Records that describe figures
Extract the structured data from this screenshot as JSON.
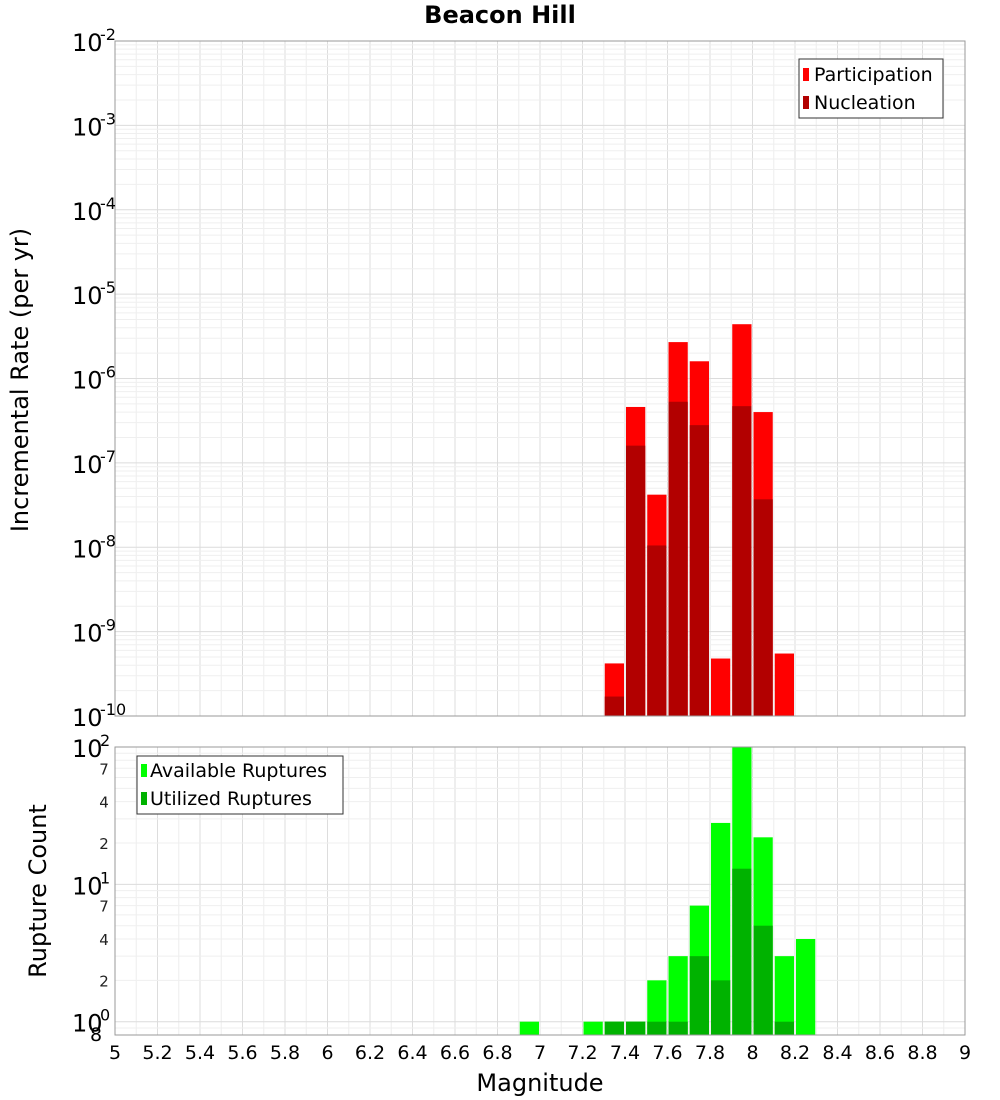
{
  "chart_data": [
    {
      "type": "bar",
      "title": "Beacon Hill",
      "xlabel": "",
      "ylabel": "Incremental Rate (per yr)",
      "yscale": "log",
      "ylim": [
        1e-10,
        0.01
      ],
      "xlim": [
        5,
        9
      ],
      "bin_width": 0.1,
      "legend_position": "top-right",
      "y_tick_labels": [
        {
          "base": "10",
          "exp": "-10"
        },
        {
          "base": "10",
          "exp": "-9"
        },
        {
          "base": "10",
          "exp": "-8"
        },
        {
          "base": "10",
          "exp": "-7"
        },
        {
          "base": "10",
          "exp": "-6"
        },
        {
          "base": "10",
          "exp": "-5"
        },
        {
          "base": "10",
          "exp": "-4"
        },
        {
          "base": "10",
          "exp": "-3"
        },
        {
          "base": "10",
          "exp": "-2"
        }
      ],
      "x": [
        7.35,
        7.45,
        7.55,
        7.65,
        7.75,
        7.85,
        7.95,
        8.05,
        8.15
      ],
      "series": [
        {
          "name": "Participation",
          "color": "#ff0000",
          "values": [
            4.2e-10,
            4.6e-07,
            4.2e-08,
            2.7e-06,
            1.6e-06,
            4.8e-10,
            4.4e-06,
            4e-07,
            5.5e-10
          ]
        },
        {
          "name": "Nucleation",
          "color": "#b20000",
          "values": [
            1.7e-10,
            1.6e-07,
            1.05e-08,
            5.3e-07,
            2.8e-07,
            null,
            4.7e-07,
            3.7e-08,
            null
          ]
        }
      ]
    },
    {
      "type": "bar",
      "title": "",
      "xlabel": "Magnitude",
      "ylabel": "Rupture Count",
      "yscale": "log",
      "ylim": [
        0.8,
        100
      ],
      "xlim": [
        5,
        9
      ],
      "bin_width": 0.1,
      "legend_position": "top-left",
      "y_major_ticks": [
        {
          "value": 1,
          "base": "10",
          "exp": "0"
        },
        {
          "value": 10,
          "base": "10",
          "exp": "1"
        },
        {
          "value": 100,
          "base": "10",
          "exp": "2"
        }
      ],
      "y_minor_ticks": [
        {
          "value": 0.8,
          "label": "8"
        },
        {
          "value": 2,
          "label": "2"
        },
        {
          "value": 4,
          "label": "4"
        },
        {
          "value": 7,
          "label": "7"
        },
        {
          "value": 20,
          "label": "2"
        },
        {
          "value": 40,
          "label": "4"
        },
        {
          "value": 70,
          "label": "7"
        }
      ],
      "x_tick_labels": [
        "5",
        "5.2",
        "5.4",
        "5.6",
        "5.8",
        "6",
        "6.2",
        "6.4",
        "6.6",
        "6.8",
        "7",
        "7.2",
        "7.4",
        "7.6",
        "7.8",
        "8",
        "8.2",
        "8.4",
        "8.6",
        "8.8",
        "9"
      ],
      "x": [
        6.95,
        7.25,
        7.35,
        7.45,
        7.55,
        7.65,
        7.75,
        7.85,
        7.95,
        8.05,
        8.15,
        8.25
      ],
      "series": [
        {
          "name": "Available Ruptures",
          "color": "#00ff00",
          "values": [
            1,
            1,
            1,
            1,
            2,
            3,
            7,
            28,
            100,
            22,
            3,
            4
          ]
        },
        {
          "name": "Utilized Ruptures",
          "color": "#00b200",
          "values": [
            null,
            null,
            1,
            1,
            1,
            1,
            3,
            2,
            13,
            5,
            1,
            null
          ]
        }
      ]
    }
  ]
}
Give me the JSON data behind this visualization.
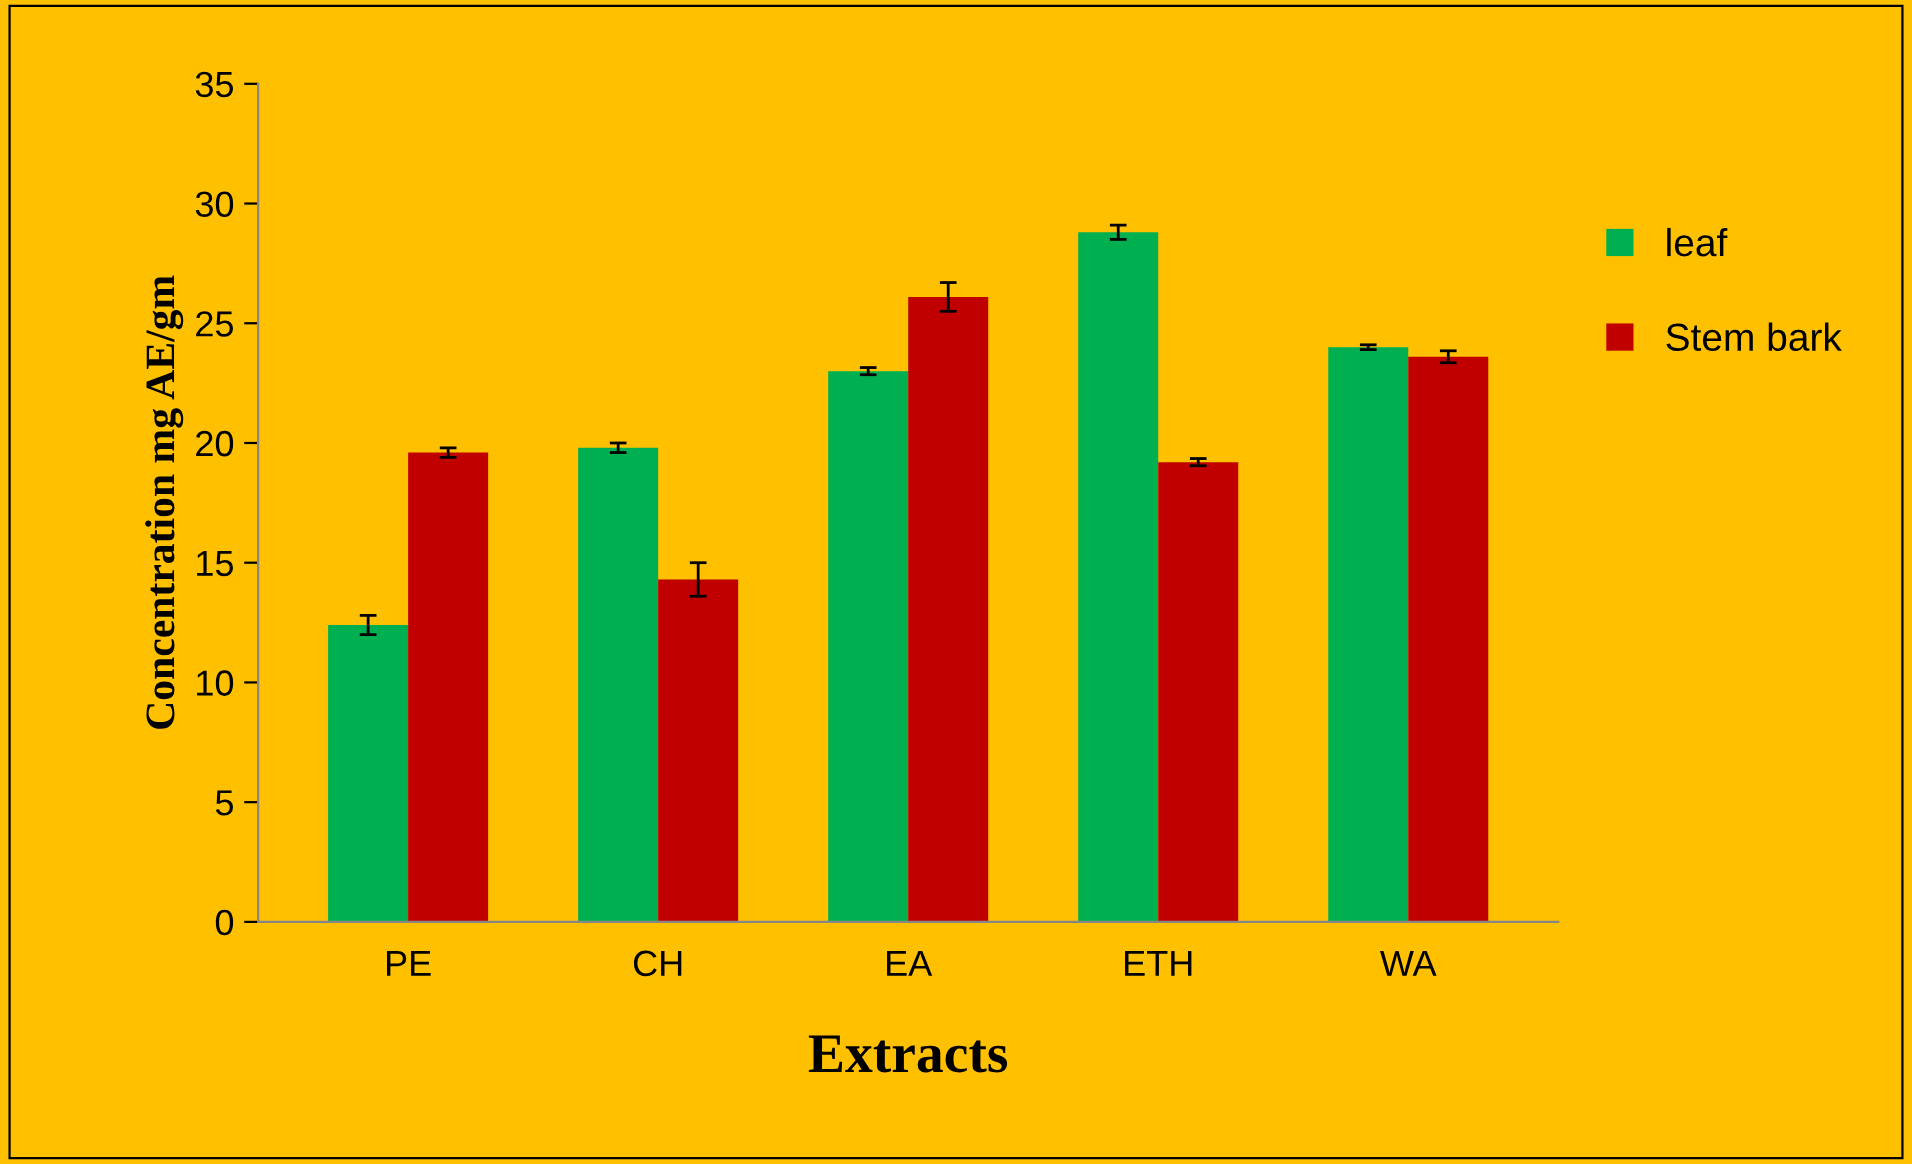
{
  "chart_data": {
    "type": "bar",
    "xlabel": "Extracts",
    "ylabel": "Concentration mg AE/gm",
    "categories": [
      "PE",
      "CH",
      "EA",
      "ETH",
      "WA"
    ],
    "series": [
      {
        "name": "leaf",
        "color": "#00b050",
        "values": [
          12.4,
          19.8,
          23.0,
          28.8,
          24.0
        ],
        "errors": [
          0.4,
          0.2,
          0.15,
          0.3,
          0.1
        ]
      },
      {
        "name": "Stem bark",
        "color": "#c00000",
        "values": [
          19.6,
          14.3,
          26.1,
          19.2,
          23.6
        ],
        "errors": [
          0.2,
          0.7,
          0.6,
          0.15,
          0.25
        ]
      }
    ],
    "ylim": [
      0,
      35
    ],
    "yticks": [
      0,
      5,
      10,
      15,
      20,
      25,
      30,
      35
    ],
    "grid": false,
    "legend": "right"
  }
}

WHAT YOU ARE ASKED TO DO
Omit pictures; set down the rest of the material word for word.

EXPECTED ANSWER
Extract the structured data from this screenshot as JSON.
{
  "chart_data": [
    {
      "type": "bar",
      "title": "Beacon Hill",
      "xlabel": "",
      "ylabel": "Incremental Rate (per yr)",
      "yscale": "log",
      "ylim": [
        1e-10,
        0.01
      ],
      "xlim": [
        5,
        9
      ],
      "bin_width": 0.1,
      "legend_position": "top-right",
      "y_tick_labels": [
        {
          "base": "10",
          "exp": "-10"
        },
        {
          "base": "10",
          "exp": "-9"
        },
        {
          "base": "10",
          "exp": "-8"
        },
        {
          "base": "10",
          "exp": "-7"
        },
        {
          "base": "10",
          "exp": "-6"
        },
        {
          "base": "10",
          "exp": "-5"
        },
        {
          "base": "10",
          "exp": "-4"
        },
        {
          "base": "10",
          "exp": "-3"
        },
        {
          "base": "10",
          "exp": "-2"
        }
      ],
      "x": [
        7.35,
        7.45,
        7.55,
        7.65,
        7.75,
        7.85,
        7.95,
        8.05,
        8.15
      ],
      "series": [
        {
          "name": "Participation",
          "color": "#ff0000",
          "values": [
            4.2e-10,
            4.6e-07,
            4.2e-08,
            2.7e-06,
            1.6e-06,
            4.8e-10,
            4.4e-06,
            4e-07,
            5.5e-10
          ]
        },
        {
          "name": "Nucleation",
          "color": "#b20000",
          "values": [
            1.7e-10,
            1.6e-07,
            1.05e-08,
            5.3e-07,
            2.8e-07,
            null,
            4.7e-07,
            3.7e-08,
            null
          ]
        }
      ]
    },
    {
      "type": "bar",
      "title": "",
      "xlabel": "Magnitude",
      "ylabel": "Rupture Count",
      "yscale": "log",
      "ylim": [
        0.8,
        100
      ],
      "xlim": [
        5,
        9
      ],
      "bin_width": 0.1,
      "legend_position": "top-left",
      "y_major_ticks": [
        {
          "value": 1,
          "base": "10",
          "exp": "0"
        },
        {
          "value": 10,
          "base": "10",
          "exp": "1"
        },
        {
          "value": 100,
          "base": "10",
          "exp": "2"
        }
      ],
      "y_minor_ticks": [
        {
          "value": 0.8,
          "label": "8"
        },
        {
          "value": 2,
          "label": "2"
        },
        {
          "value": 4,
          "label": "4"
        },
        {
          "value": 7,
          "label": "7"
        },
        {
          "value": 20,
          "label": "2"
        },
        {
          "value": 40,
          "label": "4"
        },
        {
          "value": 70,
          "label": "7"
        }
      ],
      "x_tick_labels": [
        "5",
        "5.2",
        "5.4",
        "5.6",
        "5.8",
        "6",
        "6.2",
        "6.4",
        "6.6",
        "6.8",
        "7",
        "7.2",
        "7.4",
        "7.6",
        "7.8",
        "8",
        "8.2",
        "8.4",
        "8.6",
        "8.8",
        "9"
      ],
      "x": [
        6.95,
        7.25,
        7.35,
        7.45,
        7.55,
        7.65,
        7.75,
        7.85,
        7.95,
        8.05,
        8.15,
        8.25
      ],
      "series": [
        {
          "name": "Available Ruptures",
          "color": "#00ff00",
          "values": [
            1,
            1,
            1,
            1,
            2,
            3,
            7,
            28,
            100,
            22,
            3,
            4
          ]
        },
        {
          "name": "Utilized Ruptures",
          "color": "#00b200",
          "values": [
            null,
            null,
            1,
            1,
            1,
            1,
            3,
            2,
            13,
            5,
            1,
            null
          ]
        }
      ]
    }
  ]
}
Give me the JSON data behind this visualization.
{
  "chart_data": {
    "type": "bar",
    "xlabel": "Extracts",
    "ylabel": "Concentration mg AE/gm",
    "categories": [
      "PE",
      "CH",
      "EA",
      "ETH",
      "WA"
    ],
    "series": [
      {
        "name": "leaf",
        "color": "#00b050",
        "values": [
          12.4,
          19.8,
          23.0,
          28.8,
          24.0
        ],
        "errors": [
          0.4,
          0.2,
          0.15,
          0.3,
          0.1
        ]
      },
      {
        "name": "Stem bark",
        "color": "#c00000",
        "values": [
          19.6,
          14.3,
          26.1,
          19.2,
          23.6
        ],
        "errors": [
          0.2,
          0.7,
          0.6,
          0.15,
          0.25
        ]
      }
    ],
    "ylim": [
      0,
      35
    ],
    "yticks": [
      0,
      5,
      10,
      15,
      20,
      25,
      30,
      35
    ],
    "grid": false,
    "legend": "right"
  }
}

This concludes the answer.